§ Task directions
Return the full listing exactly as it is written.

§ Source records
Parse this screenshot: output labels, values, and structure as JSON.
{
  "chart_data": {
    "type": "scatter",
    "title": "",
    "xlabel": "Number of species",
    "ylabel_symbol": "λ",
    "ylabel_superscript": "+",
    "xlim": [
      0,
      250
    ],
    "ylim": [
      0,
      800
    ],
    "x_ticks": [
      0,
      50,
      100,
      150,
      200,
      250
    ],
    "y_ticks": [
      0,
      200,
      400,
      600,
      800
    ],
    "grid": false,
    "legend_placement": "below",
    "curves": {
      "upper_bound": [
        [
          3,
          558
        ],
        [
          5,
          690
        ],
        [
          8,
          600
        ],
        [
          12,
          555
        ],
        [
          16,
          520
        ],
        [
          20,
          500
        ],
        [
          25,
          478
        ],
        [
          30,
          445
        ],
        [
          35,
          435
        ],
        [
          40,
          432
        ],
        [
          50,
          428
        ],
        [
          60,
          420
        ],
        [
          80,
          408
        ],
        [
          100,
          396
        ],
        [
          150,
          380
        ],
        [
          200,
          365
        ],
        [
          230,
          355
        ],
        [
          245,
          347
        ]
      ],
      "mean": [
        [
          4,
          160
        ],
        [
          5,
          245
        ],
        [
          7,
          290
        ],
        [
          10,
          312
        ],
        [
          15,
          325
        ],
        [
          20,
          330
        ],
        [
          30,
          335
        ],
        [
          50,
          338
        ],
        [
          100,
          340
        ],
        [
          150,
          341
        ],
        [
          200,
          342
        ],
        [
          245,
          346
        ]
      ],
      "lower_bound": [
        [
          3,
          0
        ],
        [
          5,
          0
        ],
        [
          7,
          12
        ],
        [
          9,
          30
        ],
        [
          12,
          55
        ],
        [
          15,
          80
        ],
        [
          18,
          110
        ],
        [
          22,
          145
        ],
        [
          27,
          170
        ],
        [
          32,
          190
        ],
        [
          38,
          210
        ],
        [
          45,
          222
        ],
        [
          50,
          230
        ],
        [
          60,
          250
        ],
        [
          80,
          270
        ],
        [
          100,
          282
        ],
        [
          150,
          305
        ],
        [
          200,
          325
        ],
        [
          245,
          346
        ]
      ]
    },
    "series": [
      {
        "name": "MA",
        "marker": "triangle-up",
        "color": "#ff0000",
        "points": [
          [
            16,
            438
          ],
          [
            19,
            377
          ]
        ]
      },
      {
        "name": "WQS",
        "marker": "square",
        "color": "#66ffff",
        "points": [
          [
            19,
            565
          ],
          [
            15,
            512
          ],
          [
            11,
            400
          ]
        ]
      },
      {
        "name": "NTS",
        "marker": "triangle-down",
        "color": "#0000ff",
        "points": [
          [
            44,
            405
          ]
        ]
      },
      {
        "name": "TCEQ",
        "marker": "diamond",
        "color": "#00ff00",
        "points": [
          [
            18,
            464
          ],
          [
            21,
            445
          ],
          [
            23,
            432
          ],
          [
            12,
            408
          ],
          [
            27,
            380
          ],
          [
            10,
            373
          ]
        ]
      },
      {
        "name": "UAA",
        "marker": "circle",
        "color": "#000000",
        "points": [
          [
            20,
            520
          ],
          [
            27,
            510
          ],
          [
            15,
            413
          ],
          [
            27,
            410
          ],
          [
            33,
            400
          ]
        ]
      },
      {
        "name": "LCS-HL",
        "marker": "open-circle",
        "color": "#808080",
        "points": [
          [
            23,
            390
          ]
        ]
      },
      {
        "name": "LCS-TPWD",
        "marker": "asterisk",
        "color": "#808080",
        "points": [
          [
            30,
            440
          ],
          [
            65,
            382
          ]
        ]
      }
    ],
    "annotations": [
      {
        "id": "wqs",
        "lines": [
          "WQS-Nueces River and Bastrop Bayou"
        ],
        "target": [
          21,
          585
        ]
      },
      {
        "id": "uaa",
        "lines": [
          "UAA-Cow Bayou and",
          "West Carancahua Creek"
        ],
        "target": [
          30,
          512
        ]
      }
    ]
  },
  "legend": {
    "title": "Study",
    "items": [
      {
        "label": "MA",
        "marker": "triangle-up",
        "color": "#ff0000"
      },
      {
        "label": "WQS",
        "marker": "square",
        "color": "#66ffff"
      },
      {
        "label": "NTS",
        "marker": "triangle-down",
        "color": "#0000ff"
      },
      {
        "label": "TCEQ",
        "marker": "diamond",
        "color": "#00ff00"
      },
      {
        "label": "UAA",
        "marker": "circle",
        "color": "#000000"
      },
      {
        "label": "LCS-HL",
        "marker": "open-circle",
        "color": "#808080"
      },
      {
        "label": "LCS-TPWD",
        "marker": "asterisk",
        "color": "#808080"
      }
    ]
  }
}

§ Complete response
Parse this screenshot: output labels, values, and structure as JSON.
{
  "chart_data": {
    "type": "scatter",
    "title": "",
    "xlabel": "Number of species",
    "ylabel_symbol": "λ",
    "ylabel_superscript": "+",
    "xlim": [
      0,
      250
    ],
    "ylim": [
      0,
      800
    ],
    "x_ticks": [
      0,
      50,
      100,
      150,
      200,
      250
    ],
    "y_ticks": [
      0,
      200,
      400,
      600,
      800
    ],
    "grid": false,
    "legend_placement": "below",
    "curves": {
      "upper_bound": [
        [
          3,
          558
        ],
        [
          5,
          690
        ],
        [
          8,
          600
        ],
        [
          12,
          555
        ],
        [
          16,
          520
        ],
        [
          20,
          500
        ],
        [
          25,
          478
        ],
        [
          30,
          445
        ],
        [
          35,
          435
        ],
        [
          40,
          432
        ],
        [
          50,
          428
        ],
        [
          60,
          420
        ],
        [
          80,
          408
        ],
        [
          100,
          396
        ],
        [
          150,
          380
        ],
        [
          200,
          365
        ],
        [
          230,
          355
        ],
        [
          245,
          347
        ]
      ],
      "mean": [
        [
          4,
          160
        ],
        [
          5,
          245
        ],
        [
          7,
          290
        ],
        [
          10,
          312
        ],
        [
          15,
          325
        ],
        [
          20,
          330
        ],
        [
          30,
          335
        ],
        [
          50,
          338
        ],
        [
          100,
          340
        ],
        [
          150,
          341
        ],
        [
          200,
          342
        ],
        [
          245,
          346
        ]
      ],
      "lower_bound": [
        [
          3,
          0
        ],
        [
          5,
          0
        ],
        [
          7,
          12
        ],
        [
          9,
          30
        ],
        [
          12,
          55
        ],
        [
          15,
          80
        ],
        [
          18,
          110
        ],
        [
          22,
          145
        ],
        [
          27,
          170
        ],
        [
          32,
          190
        ],
        [
          38,
          210
        ],
        [
          45,
          222
        ],
        [
          50,
          230
        ],
        [
          60,
          250
        ],
        [
          80,
          270
        ],
        [
          100,
          282
        ],
        [
          150,
          305
        ],
        [
          200,
          325
        ],
        [
          245,
          346
        ]
      ]
    },
    "series": [
      {
        "name": "MA",
        "marker": "triangle-up",
        "color": "#ff0000",
        "points": [
          [
            16,
            438
          ],
          [
            19,
            377
          ]
        ]
      },
      {
        "name": "WQS",
        "marker": "square",
        "color": "#66ffff",
        "points": [
          [
            19,
            565
          ],
          [
            15,
            512
          ],
          [
            11,
            400
          ]
        ]
      },
      {
        "name": "NTS",
        "marker": "triangle-down",
        "color": "#0000ff",
        "points": [
          [
            44,
            405
          ]
        ]
      },
      {
        "name": "TCEQ",
        "marker": "diamond",
        "color": "#00ff00",
        "points": [
          [
            18,
            464
          ],
          [
            21,
            445
          ],
          [
            23,
            432
          ],
          [
            12,
            408
          ],
          [
            27,
            380
          ],
          [
            10,
            373
          ]
        ]
      },
      {
        "name": "UAA",
        "marker": "circle",
        "color": "#000000",
        "points": [
          [
            20,
            520
          ],
          [
            27,
            510
          ],
          [
            15,
            413
          ],
          [
            27,
            410
          ],
          [
            33,
            400
          ]
        ]
      },
      {
        "name": "LCS-HL",
        "marker": "open-circle",
        "color": "#808080",
        "points": [
          [
            23,
            390
          ]
        ]
      },
      {
        "name": "LCS-TPWD",
        "marker": "asterisk",
        "color": "#808080",
        "points": [
          [
            30,
            440
          ],
          [
            65,
            382
          ]
        ]
      }
    ],
    "annotations": [
      {
        "id": "wqs",
        "lines": [
          "WQS-Nueces River and Bastrop Bayou"
        ],
        "target": [
          21,
          585
        ]
      },
      {
        "id": "uaa",
        "lines": [
          "UAA-Cow Bayou and",
          "West Carancahua Creek"
        ],
        "target": [
          30,
          512
        ]
      }
    ]
  },
  "legend": {
    "title": "Study",
    "items": [
      {
        "label": "MA",
        "marker": "triangle-up",
        "color": "#ff0000"
      },
      {
        "label": "WQS",
        "marker": "square",
        "color": "#66ffff"
      },
      {
        "label": "NTS",
        "marker": "triangle-down",
        "color": "#0000ff"
      },
      {
        "label": "TCEQ",
        "marker": "diamond",
        "color": "#00ff00"
      },
      {
        "label": "UAA",
        "marker": "circle",
        "color": "#000000"
      },
      {
        "label": "LCS-HL",
        "marker": "open-circle",
        "color": "#808080"
      },
      {
        "label": "LCS-TPWD",
        "marker": "asterisk",
        "color": "#808080"
      }
    ]
  }
}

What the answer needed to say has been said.